Prompt ▸
Reproduce the full listing below unchanged, apart from the pictures.

**** Source data ****

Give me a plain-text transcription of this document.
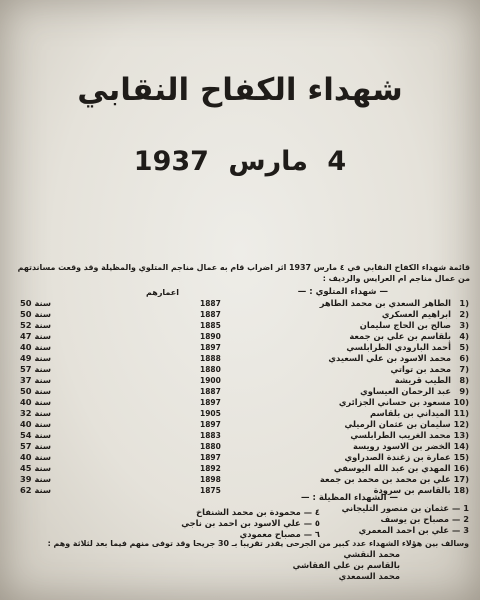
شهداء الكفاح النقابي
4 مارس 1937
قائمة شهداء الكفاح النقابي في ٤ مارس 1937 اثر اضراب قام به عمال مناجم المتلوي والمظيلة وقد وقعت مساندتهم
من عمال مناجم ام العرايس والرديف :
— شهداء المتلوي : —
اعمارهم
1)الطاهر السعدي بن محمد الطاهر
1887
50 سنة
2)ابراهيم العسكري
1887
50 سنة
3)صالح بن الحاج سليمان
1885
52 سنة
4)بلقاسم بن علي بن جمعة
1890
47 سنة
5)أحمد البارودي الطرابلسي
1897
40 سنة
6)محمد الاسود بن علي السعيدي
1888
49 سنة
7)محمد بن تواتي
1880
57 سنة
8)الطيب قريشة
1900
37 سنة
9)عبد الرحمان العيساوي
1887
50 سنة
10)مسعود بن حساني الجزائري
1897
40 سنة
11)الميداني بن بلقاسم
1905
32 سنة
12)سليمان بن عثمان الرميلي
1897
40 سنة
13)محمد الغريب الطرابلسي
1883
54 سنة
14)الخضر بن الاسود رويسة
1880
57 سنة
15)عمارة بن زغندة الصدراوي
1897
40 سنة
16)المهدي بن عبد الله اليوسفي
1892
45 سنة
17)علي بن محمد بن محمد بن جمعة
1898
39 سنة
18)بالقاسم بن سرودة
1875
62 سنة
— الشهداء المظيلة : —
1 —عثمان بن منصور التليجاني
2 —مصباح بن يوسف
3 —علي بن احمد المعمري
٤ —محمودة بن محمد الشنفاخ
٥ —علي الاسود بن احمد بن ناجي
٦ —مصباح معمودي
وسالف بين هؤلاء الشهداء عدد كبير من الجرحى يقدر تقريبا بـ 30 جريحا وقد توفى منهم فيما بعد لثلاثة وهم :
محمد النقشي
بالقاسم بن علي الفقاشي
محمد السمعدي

****

The reply ▸
Give me a plain-text transcription of this document.
شهداء الكفاح النقابي
4 مارس 1937
قائمة شهداء الكفاح النقابي في ٤ مارس 1937 اثر اضراب قام به عمال مناجم المتلوي والمظيلة وقد وقعت مساندتهم
من عمال مناجم ام العرايس والرديف :
— شهداء المتلوي : —
اعمارهم
1)الطاهر السعدي بن محمد الطاهر
1887
50 سنة
2)ابراهيم العسكري
1887
50 سنة
3)صالح بن الحاج سليمان
1885
52 سنة
4)بلقاسم بن علي بن جمعة
1890
47 سنة
5)أحمد البارودي الطرابلسي
1897
40 سنة
6)محمد الاسود بن علي السعيدي
1888
49 سنة
7)محمد بن تواتي
1880
57 سنة
8)الطيب قريشة
1900
37 سنة
9)عبد الرحمان العيساوي
1887
50 سنة
10)مسعود بن حساني الجزائري
1897
40 سنة
11)الميداني بن بلقاسم
1905
32 سنة
12)سليمان بن عثمان الرميلي
1897
40 سنة
13)محمد الغريب الطرابلسي
1883
54 سنة
14)الخضر بن الاسود رويسة
1880
57 سنة
15)عمارة بن زغندة الصدراوي
1897
40 سنة
16)المهدي بن عبد الله اليوسفي
1892
45 سنة
17)علي بن محمد بن محمد بن جمعة
1898
39 سنة
18)بالقاسم بن سرودة
1875
62 سنة
— الشهداء المظيلة : —
1 —عثمان بن منصور التليجاني
2 —مصباح بن يوسف
3 —علي بن احمد المعمري
٤ —محمودة بن محمد الشنفاخ
٥ —علي الاسود بن احمد بن ناجي
٦ —مصباح معمودي
وسالف بين هؤلاء الشهداء عدد كبير من الجرحى يقدر تقريبا بـ 30 جريحا وقد توفى منهم فيما بعد لثلاثة وهم :
محمد النقشي
بالقاسم بن علي الفقاشي
محمد السمعدي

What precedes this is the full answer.